=== Data excerpts ===
- - - -

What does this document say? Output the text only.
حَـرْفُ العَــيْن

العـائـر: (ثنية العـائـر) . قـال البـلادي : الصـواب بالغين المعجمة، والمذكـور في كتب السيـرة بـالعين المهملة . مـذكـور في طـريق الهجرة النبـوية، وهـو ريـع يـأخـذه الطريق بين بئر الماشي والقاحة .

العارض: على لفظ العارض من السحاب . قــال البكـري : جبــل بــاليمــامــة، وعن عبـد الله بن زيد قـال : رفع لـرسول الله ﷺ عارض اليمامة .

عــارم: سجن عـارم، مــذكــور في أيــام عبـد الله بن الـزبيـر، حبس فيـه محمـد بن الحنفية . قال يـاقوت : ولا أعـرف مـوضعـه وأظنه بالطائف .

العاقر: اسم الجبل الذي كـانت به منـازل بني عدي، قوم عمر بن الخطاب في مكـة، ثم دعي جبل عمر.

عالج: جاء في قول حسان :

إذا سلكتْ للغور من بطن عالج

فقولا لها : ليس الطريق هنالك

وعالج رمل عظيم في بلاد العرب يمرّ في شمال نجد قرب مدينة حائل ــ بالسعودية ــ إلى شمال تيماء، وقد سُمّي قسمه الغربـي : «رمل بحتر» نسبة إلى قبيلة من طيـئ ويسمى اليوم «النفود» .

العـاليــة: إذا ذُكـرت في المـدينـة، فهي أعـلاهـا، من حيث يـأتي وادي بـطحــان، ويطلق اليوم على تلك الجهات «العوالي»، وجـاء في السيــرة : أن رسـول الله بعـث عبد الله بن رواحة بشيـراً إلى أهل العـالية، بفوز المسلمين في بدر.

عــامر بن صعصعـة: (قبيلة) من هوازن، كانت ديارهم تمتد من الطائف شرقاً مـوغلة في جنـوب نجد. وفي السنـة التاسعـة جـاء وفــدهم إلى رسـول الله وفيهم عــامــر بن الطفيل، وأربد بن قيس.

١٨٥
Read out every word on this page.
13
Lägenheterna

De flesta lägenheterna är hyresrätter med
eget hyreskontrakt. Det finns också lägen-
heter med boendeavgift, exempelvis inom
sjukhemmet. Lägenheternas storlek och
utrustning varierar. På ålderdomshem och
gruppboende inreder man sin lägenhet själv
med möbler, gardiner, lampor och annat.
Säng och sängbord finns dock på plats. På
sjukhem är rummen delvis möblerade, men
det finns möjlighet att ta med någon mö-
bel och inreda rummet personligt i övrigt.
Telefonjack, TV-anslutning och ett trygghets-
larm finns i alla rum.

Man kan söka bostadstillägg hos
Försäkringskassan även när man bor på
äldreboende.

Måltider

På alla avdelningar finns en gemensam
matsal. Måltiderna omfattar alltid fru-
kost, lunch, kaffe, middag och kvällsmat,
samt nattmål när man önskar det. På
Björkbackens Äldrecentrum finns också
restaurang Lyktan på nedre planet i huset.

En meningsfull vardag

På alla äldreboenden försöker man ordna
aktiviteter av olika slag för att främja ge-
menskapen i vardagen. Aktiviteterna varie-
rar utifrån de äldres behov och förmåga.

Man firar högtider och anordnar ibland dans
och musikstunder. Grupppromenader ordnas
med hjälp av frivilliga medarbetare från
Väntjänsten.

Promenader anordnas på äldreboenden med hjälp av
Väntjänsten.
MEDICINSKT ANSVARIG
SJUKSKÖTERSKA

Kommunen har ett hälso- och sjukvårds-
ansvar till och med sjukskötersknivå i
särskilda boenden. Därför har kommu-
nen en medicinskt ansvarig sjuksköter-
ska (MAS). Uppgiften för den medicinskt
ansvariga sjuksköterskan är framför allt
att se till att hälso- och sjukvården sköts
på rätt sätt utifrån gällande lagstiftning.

- - - -

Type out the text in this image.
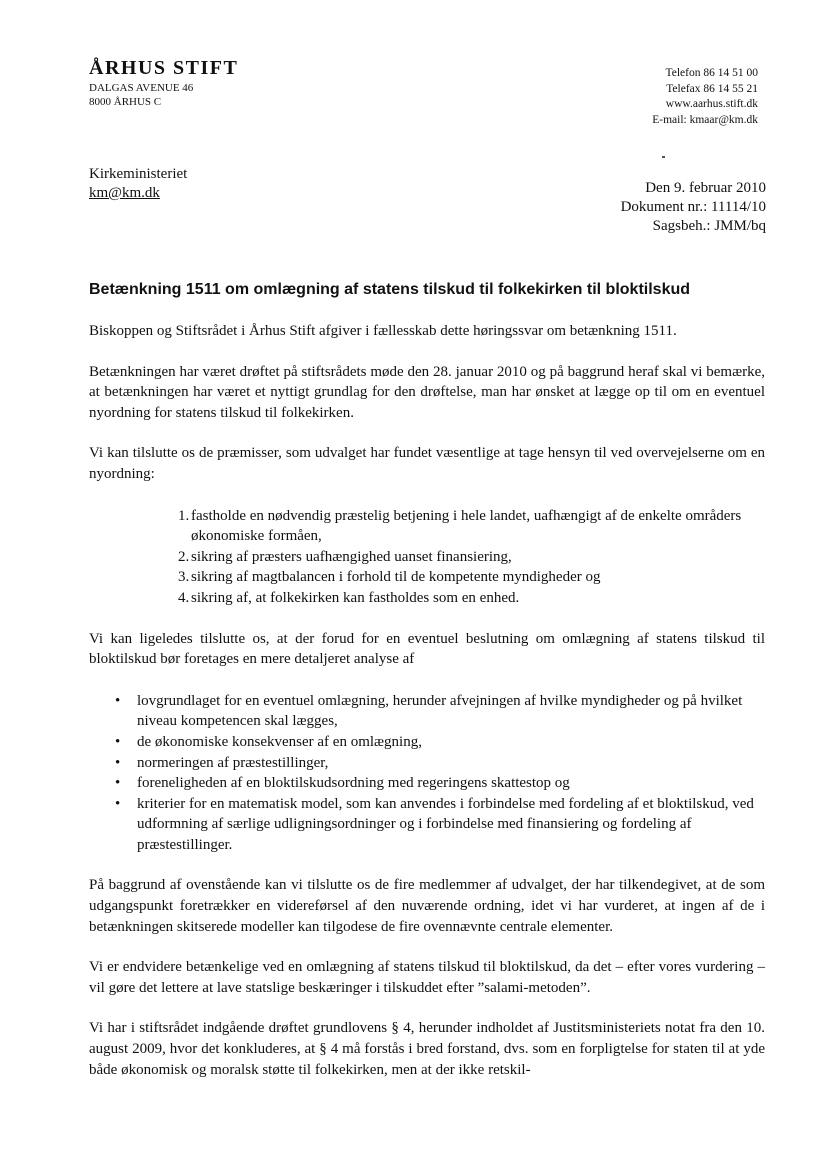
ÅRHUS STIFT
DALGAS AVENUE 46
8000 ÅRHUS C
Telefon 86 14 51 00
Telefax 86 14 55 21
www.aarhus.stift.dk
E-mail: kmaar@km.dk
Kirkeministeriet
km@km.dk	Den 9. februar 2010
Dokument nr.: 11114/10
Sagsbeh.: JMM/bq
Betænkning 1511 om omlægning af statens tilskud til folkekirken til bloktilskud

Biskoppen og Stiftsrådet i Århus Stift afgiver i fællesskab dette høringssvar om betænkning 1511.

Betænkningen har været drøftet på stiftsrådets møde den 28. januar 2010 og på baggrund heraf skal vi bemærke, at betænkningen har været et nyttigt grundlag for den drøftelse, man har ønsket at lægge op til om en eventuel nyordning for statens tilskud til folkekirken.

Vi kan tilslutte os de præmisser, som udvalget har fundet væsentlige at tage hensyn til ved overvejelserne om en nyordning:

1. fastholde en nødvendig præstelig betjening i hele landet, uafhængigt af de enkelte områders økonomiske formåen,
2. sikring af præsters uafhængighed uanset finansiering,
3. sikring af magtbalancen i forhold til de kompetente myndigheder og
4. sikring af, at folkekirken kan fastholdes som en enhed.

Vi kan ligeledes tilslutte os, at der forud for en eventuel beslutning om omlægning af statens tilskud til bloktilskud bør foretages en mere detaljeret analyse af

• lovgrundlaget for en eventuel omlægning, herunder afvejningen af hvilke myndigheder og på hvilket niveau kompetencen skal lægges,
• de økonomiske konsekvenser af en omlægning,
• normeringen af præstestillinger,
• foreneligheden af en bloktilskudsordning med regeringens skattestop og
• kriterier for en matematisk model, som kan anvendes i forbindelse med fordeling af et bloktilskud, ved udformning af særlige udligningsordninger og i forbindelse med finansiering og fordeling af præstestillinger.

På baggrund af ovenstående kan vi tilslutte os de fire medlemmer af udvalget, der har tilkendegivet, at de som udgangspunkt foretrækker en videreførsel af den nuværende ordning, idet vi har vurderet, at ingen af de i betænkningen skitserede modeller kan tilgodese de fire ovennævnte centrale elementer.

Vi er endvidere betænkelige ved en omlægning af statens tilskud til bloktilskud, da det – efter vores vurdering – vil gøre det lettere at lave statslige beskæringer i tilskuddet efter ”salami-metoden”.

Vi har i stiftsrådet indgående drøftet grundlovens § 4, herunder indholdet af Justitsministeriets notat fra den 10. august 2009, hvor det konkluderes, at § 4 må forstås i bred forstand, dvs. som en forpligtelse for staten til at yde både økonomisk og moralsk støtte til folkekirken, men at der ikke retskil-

- - - -

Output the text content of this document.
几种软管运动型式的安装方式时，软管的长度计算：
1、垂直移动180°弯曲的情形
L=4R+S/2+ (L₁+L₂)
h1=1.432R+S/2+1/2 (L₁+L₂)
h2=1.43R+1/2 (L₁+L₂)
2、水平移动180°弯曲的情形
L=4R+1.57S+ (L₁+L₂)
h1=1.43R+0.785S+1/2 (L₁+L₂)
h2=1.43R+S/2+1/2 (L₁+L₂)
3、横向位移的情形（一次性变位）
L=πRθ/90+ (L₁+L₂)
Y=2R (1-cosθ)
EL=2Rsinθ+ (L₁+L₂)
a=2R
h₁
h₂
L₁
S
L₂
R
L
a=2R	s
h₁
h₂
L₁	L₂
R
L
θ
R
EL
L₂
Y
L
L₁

- - - -

=== TASK REQUIREMENTS ===
Wherever "myndigheder" shows up in a line, copy that line.

=== COMPLETED EXERCISE ===
3. sikring af magtbalancen i forhold til de kompetente myndigheder og
• lovgrundlaget for en eventuel omlægning, herunder afvejningen af hvilke myndigheder og på hvilket niveau kompetencen skal lægges,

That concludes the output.